◆ **Written instruction**: Print the data lines below exactly as they appear, from the line with "What elements are" through the line with "177, 55, 192]", and nothing else.

-------- Material for this task

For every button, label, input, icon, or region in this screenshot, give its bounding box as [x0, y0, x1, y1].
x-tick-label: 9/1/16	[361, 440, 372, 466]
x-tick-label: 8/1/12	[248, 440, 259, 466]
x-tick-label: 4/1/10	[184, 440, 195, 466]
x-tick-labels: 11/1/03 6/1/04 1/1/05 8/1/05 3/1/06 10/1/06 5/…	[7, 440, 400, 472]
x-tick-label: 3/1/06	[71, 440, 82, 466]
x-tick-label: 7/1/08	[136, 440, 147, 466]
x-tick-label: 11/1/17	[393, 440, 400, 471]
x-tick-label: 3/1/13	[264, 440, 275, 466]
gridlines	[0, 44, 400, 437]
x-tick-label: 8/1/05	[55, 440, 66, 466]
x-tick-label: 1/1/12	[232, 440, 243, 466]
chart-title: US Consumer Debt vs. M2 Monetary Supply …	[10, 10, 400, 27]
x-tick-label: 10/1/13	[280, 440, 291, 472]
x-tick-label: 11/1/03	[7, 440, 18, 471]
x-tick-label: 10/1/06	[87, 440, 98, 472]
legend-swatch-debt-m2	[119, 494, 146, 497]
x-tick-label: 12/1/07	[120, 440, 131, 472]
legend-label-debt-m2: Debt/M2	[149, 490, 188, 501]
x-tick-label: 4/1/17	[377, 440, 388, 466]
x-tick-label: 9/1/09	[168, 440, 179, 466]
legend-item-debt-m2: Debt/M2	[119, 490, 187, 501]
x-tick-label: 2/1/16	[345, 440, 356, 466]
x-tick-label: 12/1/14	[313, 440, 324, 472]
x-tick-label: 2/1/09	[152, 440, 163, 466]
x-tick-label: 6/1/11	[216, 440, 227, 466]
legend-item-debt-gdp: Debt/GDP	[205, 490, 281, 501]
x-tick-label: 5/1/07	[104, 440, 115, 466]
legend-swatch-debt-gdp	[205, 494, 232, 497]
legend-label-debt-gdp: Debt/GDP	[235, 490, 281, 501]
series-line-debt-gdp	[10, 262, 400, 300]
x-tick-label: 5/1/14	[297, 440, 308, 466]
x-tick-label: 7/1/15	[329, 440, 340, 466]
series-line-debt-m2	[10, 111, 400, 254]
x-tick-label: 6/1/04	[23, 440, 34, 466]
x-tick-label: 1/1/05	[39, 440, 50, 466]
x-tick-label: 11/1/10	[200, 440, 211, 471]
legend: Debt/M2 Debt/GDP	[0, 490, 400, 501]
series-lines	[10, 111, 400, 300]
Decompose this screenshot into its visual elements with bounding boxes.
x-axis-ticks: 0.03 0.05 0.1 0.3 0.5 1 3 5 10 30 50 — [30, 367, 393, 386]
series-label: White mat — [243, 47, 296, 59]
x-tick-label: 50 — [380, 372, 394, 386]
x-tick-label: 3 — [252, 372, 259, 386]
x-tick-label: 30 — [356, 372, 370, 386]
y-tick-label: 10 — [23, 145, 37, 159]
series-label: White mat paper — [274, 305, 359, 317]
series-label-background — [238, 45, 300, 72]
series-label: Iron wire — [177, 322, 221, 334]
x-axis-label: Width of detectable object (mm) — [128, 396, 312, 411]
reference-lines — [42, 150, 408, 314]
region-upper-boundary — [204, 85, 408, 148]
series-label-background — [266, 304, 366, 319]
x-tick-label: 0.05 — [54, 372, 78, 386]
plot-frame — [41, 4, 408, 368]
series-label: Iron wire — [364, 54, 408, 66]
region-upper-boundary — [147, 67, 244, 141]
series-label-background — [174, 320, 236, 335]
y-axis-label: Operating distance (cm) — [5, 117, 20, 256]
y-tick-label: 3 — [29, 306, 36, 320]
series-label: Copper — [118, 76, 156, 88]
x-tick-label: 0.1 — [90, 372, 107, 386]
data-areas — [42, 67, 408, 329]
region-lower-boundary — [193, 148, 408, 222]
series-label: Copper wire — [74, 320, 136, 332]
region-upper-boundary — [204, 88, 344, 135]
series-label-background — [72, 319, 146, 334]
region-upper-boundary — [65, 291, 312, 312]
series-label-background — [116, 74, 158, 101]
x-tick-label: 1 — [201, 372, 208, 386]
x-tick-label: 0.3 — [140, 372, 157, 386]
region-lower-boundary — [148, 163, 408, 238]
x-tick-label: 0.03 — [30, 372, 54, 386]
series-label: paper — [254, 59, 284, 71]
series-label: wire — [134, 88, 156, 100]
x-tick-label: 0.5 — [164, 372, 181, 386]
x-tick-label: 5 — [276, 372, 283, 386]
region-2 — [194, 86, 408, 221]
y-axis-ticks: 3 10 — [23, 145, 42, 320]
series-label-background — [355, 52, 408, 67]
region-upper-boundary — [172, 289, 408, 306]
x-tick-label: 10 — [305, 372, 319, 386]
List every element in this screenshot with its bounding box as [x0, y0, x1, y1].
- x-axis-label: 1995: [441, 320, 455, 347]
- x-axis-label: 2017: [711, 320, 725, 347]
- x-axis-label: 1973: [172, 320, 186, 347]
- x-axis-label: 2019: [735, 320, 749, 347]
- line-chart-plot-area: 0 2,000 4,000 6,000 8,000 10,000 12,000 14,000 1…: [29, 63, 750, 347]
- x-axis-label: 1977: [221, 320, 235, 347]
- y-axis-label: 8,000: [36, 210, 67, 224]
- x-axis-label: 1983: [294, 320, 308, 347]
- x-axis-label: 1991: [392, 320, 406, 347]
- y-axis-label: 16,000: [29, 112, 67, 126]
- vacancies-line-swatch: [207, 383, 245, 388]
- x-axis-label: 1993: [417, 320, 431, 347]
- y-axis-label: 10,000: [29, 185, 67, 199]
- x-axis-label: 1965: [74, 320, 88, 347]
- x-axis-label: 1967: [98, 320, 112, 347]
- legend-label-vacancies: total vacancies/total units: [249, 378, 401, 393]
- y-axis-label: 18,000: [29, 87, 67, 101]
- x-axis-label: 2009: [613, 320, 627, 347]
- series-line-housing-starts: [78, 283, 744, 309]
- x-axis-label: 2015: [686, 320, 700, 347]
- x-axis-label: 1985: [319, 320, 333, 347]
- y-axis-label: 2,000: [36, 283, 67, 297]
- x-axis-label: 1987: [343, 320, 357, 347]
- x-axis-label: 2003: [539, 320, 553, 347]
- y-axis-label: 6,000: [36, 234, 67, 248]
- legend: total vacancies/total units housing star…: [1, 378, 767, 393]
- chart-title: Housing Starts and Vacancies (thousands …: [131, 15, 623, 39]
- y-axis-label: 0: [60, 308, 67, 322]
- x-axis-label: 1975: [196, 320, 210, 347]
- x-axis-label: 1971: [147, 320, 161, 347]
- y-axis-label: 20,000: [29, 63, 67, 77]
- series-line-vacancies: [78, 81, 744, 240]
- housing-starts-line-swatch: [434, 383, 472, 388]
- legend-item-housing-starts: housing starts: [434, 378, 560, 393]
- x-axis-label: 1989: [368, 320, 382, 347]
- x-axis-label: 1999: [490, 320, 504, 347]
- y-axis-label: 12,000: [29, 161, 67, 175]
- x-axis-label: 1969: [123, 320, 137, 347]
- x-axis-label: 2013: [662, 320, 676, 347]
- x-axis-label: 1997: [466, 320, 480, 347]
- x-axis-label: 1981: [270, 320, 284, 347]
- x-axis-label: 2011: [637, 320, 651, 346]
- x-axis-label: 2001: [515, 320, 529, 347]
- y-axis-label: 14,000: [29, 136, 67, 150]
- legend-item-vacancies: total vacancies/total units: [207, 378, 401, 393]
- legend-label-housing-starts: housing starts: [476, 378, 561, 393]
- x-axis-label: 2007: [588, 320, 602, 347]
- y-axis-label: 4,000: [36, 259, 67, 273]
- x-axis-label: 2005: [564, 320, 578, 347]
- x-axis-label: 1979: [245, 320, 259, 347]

----------------
-------- Material for this task

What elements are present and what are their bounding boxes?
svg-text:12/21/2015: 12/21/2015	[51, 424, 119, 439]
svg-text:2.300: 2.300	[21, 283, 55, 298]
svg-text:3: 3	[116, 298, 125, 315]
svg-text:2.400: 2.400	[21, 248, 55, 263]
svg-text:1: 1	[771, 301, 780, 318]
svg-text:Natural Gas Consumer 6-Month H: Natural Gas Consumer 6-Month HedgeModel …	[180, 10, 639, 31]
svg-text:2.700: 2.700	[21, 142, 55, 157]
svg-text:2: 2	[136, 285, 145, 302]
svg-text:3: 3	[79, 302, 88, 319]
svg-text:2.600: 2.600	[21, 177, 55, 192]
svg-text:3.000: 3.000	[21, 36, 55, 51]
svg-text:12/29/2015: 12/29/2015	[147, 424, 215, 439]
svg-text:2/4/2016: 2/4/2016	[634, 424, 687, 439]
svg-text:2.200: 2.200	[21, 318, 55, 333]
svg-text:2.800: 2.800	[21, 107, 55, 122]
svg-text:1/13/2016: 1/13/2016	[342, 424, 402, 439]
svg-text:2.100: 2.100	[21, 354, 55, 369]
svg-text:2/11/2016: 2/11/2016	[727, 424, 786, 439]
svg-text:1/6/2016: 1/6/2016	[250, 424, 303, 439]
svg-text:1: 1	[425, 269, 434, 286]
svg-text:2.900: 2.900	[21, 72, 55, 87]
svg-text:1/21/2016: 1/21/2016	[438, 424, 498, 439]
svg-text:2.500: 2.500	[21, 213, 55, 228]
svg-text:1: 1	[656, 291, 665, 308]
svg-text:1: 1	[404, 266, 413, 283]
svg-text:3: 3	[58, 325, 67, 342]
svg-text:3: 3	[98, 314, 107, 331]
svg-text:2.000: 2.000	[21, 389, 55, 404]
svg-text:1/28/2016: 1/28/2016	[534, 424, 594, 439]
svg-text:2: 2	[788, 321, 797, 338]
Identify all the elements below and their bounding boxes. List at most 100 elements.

----------------

◆ **Result**:
What elements are present and what are their bounding boxes?
svg-text:12/21/2015: 12/21/2015	[51, 424, 119, 439]
svg-text:2.300: 2.300	[21, 283, 55, 298]
svg-text:3: 3	[116, 298, 125, 315]
svg-text:2.400: 2.400	[21, 248, 55, 263]
svg-text:1: 1	[771, 301, 780, 318]
svg-text:Natural Gas Consumer 6-Month H: Natural Gas Consumer 6-Month HedgeModel …	[180, 10, 639, 31]
svg-text:2.700: 2.700	[21, 142, 55, 157]
svg-text:2: 2	[136, 285, 145, 302]
svg-text:3: 3	[79, 302, 88, 319]
svg-text:2.600: 2.600	[21, 177, 55, 192]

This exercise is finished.